(Items listed in a dataset)
_ _ _

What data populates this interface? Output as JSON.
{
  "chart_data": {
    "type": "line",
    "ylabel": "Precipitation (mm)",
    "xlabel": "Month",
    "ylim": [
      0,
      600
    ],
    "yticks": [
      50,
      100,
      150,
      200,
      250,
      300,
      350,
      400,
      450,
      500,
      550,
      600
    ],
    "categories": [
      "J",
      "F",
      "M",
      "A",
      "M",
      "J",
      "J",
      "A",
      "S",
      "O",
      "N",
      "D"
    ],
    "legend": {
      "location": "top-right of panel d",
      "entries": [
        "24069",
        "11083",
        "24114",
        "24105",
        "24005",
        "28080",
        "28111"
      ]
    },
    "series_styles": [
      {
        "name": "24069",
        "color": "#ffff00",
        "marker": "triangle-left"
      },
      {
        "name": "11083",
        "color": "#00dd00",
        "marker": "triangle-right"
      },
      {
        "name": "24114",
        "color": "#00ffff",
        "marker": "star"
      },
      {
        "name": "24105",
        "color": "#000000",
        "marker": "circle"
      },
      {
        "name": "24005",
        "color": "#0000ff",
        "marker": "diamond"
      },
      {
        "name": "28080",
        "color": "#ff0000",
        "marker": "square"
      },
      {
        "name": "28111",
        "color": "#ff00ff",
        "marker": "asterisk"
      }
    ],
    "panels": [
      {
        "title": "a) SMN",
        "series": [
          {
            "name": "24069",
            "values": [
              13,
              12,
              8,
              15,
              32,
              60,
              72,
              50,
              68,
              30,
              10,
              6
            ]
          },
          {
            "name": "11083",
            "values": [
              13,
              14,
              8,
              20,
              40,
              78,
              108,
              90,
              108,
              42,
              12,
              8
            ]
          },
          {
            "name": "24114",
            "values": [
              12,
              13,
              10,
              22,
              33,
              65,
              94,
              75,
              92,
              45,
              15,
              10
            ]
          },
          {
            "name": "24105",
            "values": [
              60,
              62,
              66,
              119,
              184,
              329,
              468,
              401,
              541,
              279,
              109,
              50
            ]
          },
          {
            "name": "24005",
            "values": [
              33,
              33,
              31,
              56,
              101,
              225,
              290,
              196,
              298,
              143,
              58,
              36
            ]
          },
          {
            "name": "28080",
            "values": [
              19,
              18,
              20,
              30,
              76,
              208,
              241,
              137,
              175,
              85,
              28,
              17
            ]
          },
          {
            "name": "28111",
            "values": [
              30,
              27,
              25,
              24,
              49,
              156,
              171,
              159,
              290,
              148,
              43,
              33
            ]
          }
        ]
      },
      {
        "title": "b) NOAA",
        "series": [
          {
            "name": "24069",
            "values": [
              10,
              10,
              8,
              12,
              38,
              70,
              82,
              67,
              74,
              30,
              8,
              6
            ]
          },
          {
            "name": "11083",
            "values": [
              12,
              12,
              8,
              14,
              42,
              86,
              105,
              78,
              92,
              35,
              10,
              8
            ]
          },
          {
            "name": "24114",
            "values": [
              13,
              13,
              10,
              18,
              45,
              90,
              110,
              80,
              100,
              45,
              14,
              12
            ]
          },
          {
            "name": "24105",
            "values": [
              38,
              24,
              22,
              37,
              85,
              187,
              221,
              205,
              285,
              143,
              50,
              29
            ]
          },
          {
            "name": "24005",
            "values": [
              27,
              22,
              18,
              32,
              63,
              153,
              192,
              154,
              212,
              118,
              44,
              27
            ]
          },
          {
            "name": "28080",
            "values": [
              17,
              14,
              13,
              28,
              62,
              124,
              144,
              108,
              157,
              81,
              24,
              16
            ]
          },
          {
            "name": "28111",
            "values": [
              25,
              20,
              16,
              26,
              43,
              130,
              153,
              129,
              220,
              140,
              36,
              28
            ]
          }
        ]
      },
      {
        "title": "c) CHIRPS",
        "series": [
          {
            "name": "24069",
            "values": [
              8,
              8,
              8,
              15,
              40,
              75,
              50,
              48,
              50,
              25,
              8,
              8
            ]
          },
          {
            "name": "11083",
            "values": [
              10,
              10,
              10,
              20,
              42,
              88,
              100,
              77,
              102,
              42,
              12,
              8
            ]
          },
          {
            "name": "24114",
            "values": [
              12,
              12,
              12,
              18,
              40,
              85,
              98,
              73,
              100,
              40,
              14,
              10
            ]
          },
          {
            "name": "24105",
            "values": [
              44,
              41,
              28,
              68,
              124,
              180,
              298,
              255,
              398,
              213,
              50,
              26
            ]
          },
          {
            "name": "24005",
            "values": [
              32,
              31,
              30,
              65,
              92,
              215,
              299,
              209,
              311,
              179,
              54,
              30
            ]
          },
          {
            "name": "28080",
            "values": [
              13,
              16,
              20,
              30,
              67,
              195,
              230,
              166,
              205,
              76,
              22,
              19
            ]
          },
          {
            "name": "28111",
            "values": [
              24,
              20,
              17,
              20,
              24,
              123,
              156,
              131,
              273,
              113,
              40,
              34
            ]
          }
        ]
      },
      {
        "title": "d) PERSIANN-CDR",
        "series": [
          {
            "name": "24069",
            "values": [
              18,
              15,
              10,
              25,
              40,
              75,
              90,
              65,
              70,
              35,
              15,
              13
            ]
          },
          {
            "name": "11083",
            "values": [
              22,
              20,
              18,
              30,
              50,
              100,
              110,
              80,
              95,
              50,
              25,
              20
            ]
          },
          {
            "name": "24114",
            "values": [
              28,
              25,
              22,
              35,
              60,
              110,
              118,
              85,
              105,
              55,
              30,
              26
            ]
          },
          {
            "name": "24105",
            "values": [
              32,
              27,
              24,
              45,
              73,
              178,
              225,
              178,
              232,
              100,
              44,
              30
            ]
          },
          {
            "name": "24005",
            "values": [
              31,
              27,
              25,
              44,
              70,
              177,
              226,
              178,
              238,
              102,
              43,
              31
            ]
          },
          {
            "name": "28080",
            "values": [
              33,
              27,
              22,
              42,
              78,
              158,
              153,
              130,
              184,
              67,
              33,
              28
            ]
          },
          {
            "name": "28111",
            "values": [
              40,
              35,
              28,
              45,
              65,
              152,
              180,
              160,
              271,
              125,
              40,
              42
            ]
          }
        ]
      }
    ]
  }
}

_ _ _

AIM: Reproduce the listing in full. Keep it exactly as written.

ANSWER:
What data populates this interface? Output as JSON.
{
  "chart_data": {
    "type": "line",
    "ylabel": "Precipitation (mm)",
    "xlabel": "Month",
    "ylim": [
      0,
      600
    ],
    "yticks": [
      50,
      100,
      150,
      200,
      250,
      300,
      350,
      400,
      450,
      500,
      550,
      600
    ],
    "categories": [
      "J",
      "F",
      "M",
      "A",
      "M",
      "J",
      "J",
      "A",
      "S",
      "O",
      "N",
      "D"
    ],
    "legend": {
      "location": "top-right of panel d",
      "entries": [
        "24069",
        "11083",
        "24114",
        "24105",
        "24005",
        "28080",
        "28111"
      ]
    },
    "series_styles": [
      {
        "name": "24069",
        "color": "#ffff00",
        "marker": "triangle-left"
      },
      {
        "name": "11083",
        "color": "#00dd00",
        "marker": "triangle-right"
      },
      {
        "name": "24114",
        "color": "#00ffff",
        "marker": "star"
      },
      {
        "name": "24105",
        "color": "#000000",
        "marker": "circle"
      },
      {
        "name": "24005",
        "color": "#0000ff",
        "marker": "diamond"
      },
      {
        "name": "28080",
        "color": "#ff0000",
        "marker": "square"
      },
      {
        "name": "28111",
        "color": "#ff00ff",
        "marker": "asterisk"
      }
    ],
    "panels": [
      {
        "title": "a) SMN",
        "series": [
          {
            "name": "24069",
            "values": [
              13,
              12,
              8,
              15,
              32,
              60,
              72,
              50,
              68,
              30,
              10,
              6
            ]
          },
          {
            "name": "11083",
            "values": [
              13,
              14,
              8,
              20,
              40,
              78,
              108,
              90,
              108,
              42,
              12,
              8
            ]
          },
          {
            "name": "24114",
            "values": [
              12,
              13,
              10,
              22,
              33,
              65,
              94,
              75,
              92,
              45,
              15,
              10
            ]
          },
          {
            "name": "24105",
            "values": [
              60,
              62,
              66,
              119,
              184,
              329,
              468,
              401,
              541,
              279,
              109,
              50
            ]
          },
          {
            "name": "24005",
            "values": [
              33,
              33,
              31,
              56,
              101,
              225,
              290,
              196,
              298,
              143,
              58,
              36
            ]
          },
          {
            "name": "28080",
            "values": [
              19,
              18,
              20,
              30,
              76,
              208,
              241,
              137,
              175,
              85,
              28,
              17
            ]
          },
          {
            "name": "28111",
            "values": [
              30,
              27,
              25,
              24,
              49,
              156,
              171,
              159,
              290,
              148,
              43,
              33
            ]
          }
        ]
      },
      {
        "title": "b) NOAA",
        "series": [
          {
            "name": "24069",
            "values": [
              10,
              10,
              8,
              12,
              38,
              70,
              82,
              67,
              74,
              30,
              8,
              6
            ]
          },
          {
            "name": "11083",
            "values": [
              12,
              12,
              8,
              14,
              42,
              86,
              105,
              78,
              92,
              35,
              10,
              8
            ]
          },
          {
            "name": "24114",
            "values": [
              13,
              13,
              10,
              18,
              45,
              90,
              110,
              80,
              100,
              45,
              14,
              12
            ]
          },
          {
            "name": "24105",
            "values": [
              38,
              24,
              22,
              37,
              85,
              187,
              221,
              205,
              285,
              143,
              50,
              29
            ]
          },
          {
            "name": "24005",
            "values": [
              27,
              22,
              18,
              32,
              63,
              153,
              192,
              154,
              212,
              118,
              44,
              27
            ]
          },
          {
            "name": "28080",
            "values": [
              17,
              14,
              13,
              28,
              62,
              124,
              144,
              108,
              157,
              81,
              24,
              16
            ]
          },
          {
            "name": "28111",
            "values": [
              25,
              20,
              16,
              26,
              43,
              130,
              153,
              129,
              220,
              140,
              36,
              28
            ]
          }
        ]
      },
      {
        "title": "c) CHIRPS",
        "series": [
          {
            "name": "24069",
            "values": [
              8,
              8,
              8,
              15,
              40,
              75,
              50,
              48,
              50,
              25,
              8,
              8
            ]
          },
          {
            "name": "11083",
            "values": [
              10,
              10,
              10,
              20,
              42,
              88,
              100,
              77,
              102,
              42,
              12,
              8
            ]
          },
          {
            "name": "24114",
            "values": [
              12,
              12,
              12,
              18,
              40,
              85,
              98,
              73,
              100,
              40,
              14,
              10
            ]
          },
          {
            "name": "24105",
            "values": [
              44,
              41,
              28,
              68,
              124,
              180,
              298,
              255,
              398,
              213,
              50,
              26
            ]
          },
          {
            "name": "24005",
            "values": [
              32,
              31,
              30,
              65,
              92,
              215,
              299,
              209,
              311,
              179,
              54,
              30
            ]
          },
          {
            "name": "28080",
            "values": [
              13,
              16,
              20,
              30,
              67,
              195,
              230,
              166,
              205,
              76,
              22,
              19
            ]
          },
          {
            "name": "28111",
            "values": [
              24,
              20,
              17,
              20,
              24,
              123,
              156,
              131,
              273,
              113,
              40,
              34
            ]
          }
        ]
      },
      {
        "title": "d) PERSIANN-CDR",
        "series": [
          {
            "name": "24069",
            "values": [
              18,
              15,
              10,
              25,
              40,
              75,
              90,
              65,
              70,
              35,
              15,
              13
            ]
          },
          {
            "name": "11083",
            "values": [
              22,
              20,
              18,
              30,
              50,
              100,
              110,
              80,
              95,
              50,
              25,
              20
            ]
          },
          {
            "name": "24114",
            "values": [
              28,
              25,
              22,
              35,
              60,
              110,
              118,
              85,
              105,
              55,
              30,
              26
            ]
          },
          {
            "name": "24105",
            "values": [
              32,
              27,
              24,
              45,
              73,
              178,
              225,
              178,
              232,
              100,
              44,
              30
            ]
          },
          {
            "name": "24005",
            "values": [
              31,
              27,
              25,
              44,
              70,
              177,
              226,
              178,
              238,
              102,
              43,
              31
            ]
          },
          {
            "name": "28080",
            "values": [
              33,
              27,
              22,
              42,
              78,
              158,
              153,
              130,
              184,
              67,
              33,
              28
            ]
          },
          {
            "name": "28111",
            "values": [
              40,
              35,
              28,
              45,
              65,
              152,
              180,
              160,
              271,
              125,
              40,
              42
            ]
          }
        ]
      }
    ]
  }
}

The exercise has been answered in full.